EXERCISE OBJECTIVE
An exact copy of all the data below is needed.

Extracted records
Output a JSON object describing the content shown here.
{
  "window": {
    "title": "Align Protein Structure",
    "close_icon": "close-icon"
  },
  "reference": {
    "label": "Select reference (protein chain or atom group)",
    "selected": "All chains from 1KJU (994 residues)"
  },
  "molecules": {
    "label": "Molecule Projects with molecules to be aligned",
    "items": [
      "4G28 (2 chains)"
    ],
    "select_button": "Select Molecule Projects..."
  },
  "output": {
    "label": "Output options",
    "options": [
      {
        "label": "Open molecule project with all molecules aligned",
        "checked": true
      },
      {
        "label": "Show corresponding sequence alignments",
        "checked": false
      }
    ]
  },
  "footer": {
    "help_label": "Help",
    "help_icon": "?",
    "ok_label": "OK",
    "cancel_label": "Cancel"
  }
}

YOUR SOLUTION
Output a JSON object describing the content shown here.
{
  "window": {
    "title": "Align Protein Structure",
    "close_icon": "close-icon"
  },
  "reference": {
    "label": "Select reference (protein chain or atom group)",
    "selected": "All chains from 1KJU (994 residues)"
  },
  "molecules": {
    "label": "Molecule Projects with molecules to be aligned",
    "items": [
      "4G28 (2 chains)"
    ],
    "select_button": "Select Molecule Projects..."
  },
  "output": {
    "label": "Output options",
    "options": [
      {
        "label": "Open molecule project with all molecules aligned",
        "checked": true
      },
      {
        "label": "Show corresponding sequence alignments",
        "checked": false
      }
    ]
  },
  "footer": {
    "help_label": "Help",
    "help_icon": "?",
    "ok_label": "OK",
    "cancel_label": "Cancel"
  }
}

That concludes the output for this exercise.